The request — Pick out each line of the records in which the word "Object" appears.
--- Begin Records for this task ---
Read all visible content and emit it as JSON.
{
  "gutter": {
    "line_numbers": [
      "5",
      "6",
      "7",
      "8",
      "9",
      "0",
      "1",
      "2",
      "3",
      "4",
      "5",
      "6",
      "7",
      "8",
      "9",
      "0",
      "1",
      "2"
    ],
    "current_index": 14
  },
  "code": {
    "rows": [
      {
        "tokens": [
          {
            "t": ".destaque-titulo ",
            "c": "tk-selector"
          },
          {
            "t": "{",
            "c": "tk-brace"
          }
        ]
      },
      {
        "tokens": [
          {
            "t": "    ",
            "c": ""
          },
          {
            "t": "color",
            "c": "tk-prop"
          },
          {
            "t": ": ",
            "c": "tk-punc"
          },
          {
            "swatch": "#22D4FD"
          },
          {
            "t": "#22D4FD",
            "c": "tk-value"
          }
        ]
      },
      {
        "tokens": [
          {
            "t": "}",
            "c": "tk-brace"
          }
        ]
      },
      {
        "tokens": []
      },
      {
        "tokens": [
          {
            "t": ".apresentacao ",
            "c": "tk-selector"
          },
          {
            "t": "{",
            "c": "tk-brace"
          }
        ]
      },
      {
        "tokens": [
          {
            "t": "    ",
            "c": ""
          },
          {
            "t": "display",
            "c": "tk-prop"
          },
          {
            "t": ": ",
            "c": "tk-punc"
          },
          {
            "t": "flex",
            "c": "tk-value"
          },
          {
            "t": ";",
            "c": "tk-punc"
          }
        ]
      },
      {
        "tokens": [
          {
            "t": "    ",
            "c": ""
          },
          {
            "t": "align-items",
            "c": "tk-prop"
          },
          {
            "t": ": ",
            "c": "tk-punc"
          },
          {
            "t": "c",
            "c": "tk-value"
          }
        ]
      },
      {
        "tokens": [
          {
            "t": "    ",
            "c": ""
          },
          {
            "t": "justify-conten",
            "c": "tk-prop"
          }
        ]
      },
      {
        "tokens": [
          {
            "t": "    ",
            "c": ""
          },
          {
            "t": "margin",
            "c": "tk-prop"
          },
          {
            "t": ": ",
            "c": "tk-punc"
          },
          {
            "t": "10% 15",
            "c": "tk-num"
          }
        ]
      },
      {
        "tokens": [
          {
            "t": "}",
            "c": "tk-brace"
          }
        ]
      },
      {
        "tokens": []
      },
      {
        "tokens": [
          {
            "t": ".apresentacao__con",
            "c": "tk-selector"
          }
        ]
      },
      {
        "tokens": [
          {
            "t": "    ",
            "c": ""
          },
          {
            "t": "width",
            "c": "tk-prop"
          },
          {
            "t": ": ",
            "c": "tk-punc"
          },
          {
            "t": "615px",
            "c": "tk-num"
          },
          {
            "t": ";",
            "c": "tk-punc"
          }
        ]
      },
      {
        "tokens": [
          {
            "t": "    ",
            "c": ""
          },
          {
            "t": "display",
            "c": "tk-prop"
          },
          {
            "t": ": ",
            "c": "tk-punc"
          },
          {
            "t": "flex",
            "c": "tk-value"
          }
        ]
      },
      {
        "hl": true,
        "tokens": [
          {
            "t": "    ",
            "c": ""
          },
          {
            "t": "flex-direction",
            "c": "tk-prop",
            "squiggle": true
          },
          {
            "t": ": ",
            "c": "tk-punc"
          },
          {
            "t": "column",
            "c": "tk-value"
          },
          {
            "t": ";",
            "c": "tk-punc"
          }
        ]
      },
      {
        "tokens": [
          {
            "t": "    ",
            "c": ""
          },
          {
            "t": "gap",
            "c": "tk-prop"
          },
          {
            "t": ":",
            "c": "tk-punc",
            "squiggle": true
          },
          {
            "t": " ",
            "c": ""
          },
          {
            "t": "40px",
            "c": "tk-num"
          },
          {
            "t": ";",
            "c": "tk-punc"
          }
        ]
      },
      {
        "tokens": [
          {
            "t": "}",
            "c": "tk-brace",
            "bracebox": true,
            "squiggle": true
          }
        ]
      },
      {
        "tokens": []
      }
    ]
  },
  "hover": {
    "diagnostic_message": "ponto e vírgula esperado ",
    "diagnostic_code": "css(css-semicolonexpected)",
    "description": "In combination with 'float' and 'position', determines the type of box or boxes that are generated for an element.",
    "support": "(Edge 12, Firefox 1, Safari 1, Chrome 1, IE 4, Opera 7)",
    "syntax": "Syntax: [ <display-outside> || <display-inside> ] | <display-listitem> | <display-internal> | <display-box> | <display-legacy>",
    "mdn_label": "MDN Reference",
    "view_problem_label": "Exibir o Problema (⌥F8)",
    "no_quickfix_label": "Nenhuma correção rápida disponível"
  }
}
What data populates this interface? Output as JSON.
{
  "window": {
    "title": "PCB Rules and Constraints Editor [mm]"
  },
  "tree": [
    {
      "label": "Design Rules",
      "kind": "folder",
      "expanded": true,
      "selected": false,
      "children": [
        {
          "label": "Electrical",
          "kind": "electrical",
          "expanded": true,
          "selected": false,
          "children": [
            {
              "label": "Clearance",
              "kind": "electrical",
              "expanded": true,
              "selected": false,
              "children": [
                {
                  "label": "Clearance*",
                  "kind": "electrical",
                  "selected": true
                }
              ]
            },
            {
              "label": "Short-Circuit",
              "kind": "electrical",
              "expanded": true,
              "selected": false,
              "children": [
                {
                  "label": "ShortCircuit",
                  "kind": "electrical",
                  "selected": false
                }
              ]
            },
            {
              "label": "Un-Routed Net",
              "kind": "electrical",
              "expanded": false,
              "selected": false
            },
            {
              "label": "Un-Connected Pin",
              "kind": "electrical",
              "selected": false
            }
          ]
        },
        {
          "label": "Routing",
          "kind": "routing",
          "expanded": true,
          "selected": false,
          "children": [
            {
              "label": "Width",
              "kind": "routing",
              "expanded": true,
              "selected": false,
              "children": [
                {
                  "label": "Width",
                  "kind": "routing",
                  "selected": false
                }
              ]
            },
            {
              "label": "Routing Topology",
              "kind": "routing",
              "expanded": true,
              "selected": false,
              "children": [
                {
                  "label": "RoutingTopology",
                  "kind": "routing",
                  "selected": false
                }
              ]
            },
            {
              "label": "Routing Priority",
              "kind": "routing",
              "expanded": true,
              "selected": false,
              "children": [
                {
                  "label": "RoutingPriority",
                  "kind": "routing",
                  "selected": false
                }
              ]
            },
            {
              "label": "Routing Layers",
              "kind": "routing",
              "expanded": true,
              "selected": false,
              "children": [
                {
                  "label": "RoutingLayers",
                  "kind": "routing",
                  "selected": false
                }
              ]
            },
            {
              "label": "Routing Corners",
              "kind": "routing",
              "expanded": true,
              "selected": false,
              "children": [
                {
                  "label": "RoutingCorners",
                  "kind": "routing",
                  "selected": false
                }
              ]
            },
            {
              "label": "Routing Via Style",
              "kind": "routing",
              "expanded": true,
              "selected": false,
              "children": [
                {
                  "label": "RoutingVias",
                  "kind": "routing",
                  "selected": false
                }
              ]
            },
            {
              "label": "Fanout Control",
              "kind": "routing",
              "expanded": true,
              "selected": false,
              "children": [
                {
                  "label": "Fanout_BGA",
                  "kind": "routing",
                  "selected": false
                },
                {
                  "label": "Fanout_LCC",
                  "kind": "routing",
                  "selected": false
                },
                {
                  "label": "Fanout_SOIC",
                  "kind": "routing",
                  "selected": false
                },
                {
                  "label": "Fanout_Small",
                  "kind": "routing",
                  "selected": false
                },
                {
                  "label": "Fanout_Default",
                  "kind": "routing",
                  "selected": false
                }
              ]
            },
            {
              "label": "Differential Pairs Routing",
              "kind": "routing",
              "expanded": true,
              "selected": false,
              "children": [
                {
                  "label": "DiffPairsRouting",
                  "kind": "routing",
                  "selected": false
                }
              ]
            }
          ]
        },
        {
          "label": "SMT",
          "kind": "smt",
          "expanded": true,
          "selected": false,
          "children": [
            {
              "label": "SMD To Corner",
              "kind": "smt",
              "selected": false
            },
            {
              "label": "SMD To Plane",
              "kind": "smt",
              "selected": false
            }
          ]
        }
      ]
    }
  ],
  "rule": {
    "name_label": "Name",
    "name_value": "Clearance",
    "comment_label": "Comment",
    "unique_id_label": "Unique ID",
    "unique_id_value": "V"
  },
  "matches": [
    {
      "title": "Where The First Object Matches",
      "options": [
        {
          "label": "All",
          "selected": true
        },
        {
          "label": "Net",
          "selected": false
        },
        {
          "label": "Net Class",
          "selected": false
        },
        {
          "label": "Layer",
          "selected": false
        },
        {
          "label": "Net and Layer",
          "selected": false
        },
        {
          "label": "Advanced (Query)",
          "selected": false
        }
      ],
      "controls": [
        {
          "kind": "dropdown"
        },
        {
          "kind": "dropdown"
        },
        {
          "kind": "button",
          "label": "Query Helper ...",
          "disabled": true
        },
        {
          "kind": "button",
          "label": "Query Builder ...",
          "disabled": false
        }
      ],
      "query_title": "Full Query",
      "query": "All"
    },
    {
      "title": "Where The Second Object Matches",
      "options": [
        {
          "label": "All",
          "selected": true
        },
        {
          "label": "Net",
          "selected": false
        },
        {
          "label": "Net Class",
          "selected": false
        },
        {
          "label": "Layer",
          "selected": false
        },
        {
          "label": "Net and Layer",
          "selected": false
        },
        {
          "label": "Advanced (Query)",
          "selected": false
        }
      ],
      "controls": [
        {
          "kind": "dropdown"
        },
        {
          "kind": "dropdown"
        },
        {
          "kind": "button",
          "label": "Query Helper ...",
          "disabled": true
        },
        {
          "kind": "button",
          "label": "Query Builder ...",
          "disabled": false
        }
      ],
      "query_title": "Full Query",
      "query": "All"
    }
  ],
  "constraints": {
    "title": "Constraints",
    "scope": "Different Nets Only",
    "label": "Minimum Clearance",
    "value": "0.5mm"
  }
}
--- End Records for this task ---
Answer to this task —
      "title": "Where The First Object Matches",
      "title": "Where The Second Object Matches",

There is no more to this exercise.